=== STATED PROBLEM ===
Each entry must be reproduced precisely as it stands.

== TASK INPUTS

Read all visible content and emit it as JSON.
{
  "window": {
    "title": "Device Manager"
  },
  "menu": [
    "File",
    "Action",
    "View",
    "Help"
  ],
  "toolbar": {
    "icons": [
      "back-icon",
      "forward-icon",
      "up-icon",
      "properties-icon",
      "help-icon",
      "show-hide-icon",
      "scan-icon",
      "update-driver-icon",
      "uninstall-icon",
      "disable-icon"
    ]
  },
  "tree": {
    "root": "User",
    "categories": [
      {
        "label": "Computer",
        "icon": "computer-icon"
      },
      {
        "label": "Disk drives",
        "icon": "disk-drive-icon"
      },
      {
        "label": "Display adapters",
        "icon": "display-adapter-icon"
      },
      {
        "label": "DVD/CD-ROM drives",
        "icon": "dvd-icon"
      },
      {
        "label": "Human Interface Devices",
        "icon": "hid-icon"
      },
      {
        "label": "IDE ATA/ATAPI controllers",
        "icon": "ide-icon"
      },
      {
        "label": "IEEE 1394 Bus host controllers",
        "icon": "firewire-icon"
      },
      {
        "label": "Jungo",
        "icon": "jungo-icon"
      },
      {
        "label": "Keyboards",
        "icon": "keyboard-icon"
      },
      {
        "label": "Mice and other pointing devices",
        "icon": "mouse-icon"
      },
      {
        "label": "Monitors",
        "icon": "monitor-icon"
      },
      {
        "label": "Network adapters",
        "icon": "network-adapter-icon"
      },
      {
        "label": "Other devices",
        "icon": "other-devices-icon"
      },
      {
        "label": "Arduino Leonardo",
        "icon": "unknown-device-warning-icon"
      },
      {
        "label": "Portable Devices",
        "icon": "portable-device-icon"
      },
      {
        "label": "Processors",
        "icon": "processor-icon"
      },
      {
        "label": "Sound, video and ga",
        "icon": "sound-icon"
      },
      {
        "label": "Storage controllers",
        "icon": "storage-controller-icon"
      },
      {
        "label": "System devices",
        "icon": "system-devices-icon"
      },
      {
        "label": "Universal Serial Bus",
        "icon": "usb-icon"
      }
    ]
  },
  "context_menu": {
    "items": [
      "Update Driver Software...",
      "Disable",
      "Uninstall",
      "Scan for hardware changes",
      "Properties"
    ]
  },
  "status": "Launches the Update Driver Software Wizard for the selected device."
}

====

=== RESULT ===
Read all visible content and emit it as JSON.
{
  "window": {
    "title": "Device Manager"
  },
  "menu": [
    "File",
    "Action",
    "View",
    "Help"
  ],
  "toolbar": {
    "icons": [
      "back-icon",
      "forward-icon",
      "up-icon",
      "properties-icon",
      "help-icon",
      "show-hide-icon",
      "scan-icon",
      "update-driver-icon",
      "uninstall-icon",
      "disable-icon"
    ]
  },
  "tree": {
    "root": "User",
    "categories": [
      {
        "label": "Computer",
        "icon": "computer-icon"
      },
      {
        "label": "Disk drives",
        "icon": "disk-drive-icon"
      },
      {
        "label": "Display adapters",
        "icon": "display-adapter-icon"
      },
      {
        "label": "DVD/CD-ROM drives",
        "icon": "dvd-icon"
      },
      {
        "label": "Human Interface Devices",
        "icon": "hid-icon"
      },
      {
        "label": "IDE ATA/ATAPI controllers",
        "icon": "ide-icon"
      },
      {
        "label": "IEEE 1394 Bus host controllers",
        "icon": "firewire-icon"
      },
      {
        "label": "Jungo",
        "icon": "jungo-icon"
      },
      {
        "label": "Keyboards",
        "icon": "keyboard-icon"
      },
      {
        "label": "Mice and other pointing devices",
        "icon": "mouse-icon"
      },
      {
        "label": "Monitors",
        "icon": "monitor-icon"
      },
      {
        "label": "Network adapters",
        "icon": "network-adapter-icon"
      },
      {
        "label": "Other devices",
        "icon": "other-devices-icon"
      },
      {
        "label": "Arduino Leonardo",
        "icon": "unknown-device-warning-icon"
      },
      {
        "label": "Portable Devices",
        "icon": "portable-device-icon"
      },
      {
        "label": "Processors",
        "icon": "processor-icon"
      },
      {
        "label": "Sound, video and ga",
        "icon": "sound-icon"
      },
      {
        "label": "Storage controllers",
        "icon": "storage-controller-icon"
      },
      {
        "label": "System devices",
        "icon": "system-devices-icon"
      },
      {
        "label": "Universal Serial Bus",
        "icon": "usb-icon"
      }
    ]
  },
  "context_menu": {
    "items": [
      "Update Driver Software...",
      "Disable",
      "Uninstall",
      "Scan for hardware changes",
      "Properties"
    ]
  },
  "status": "Launches the Update Driver Software Wizard for the selected device."
}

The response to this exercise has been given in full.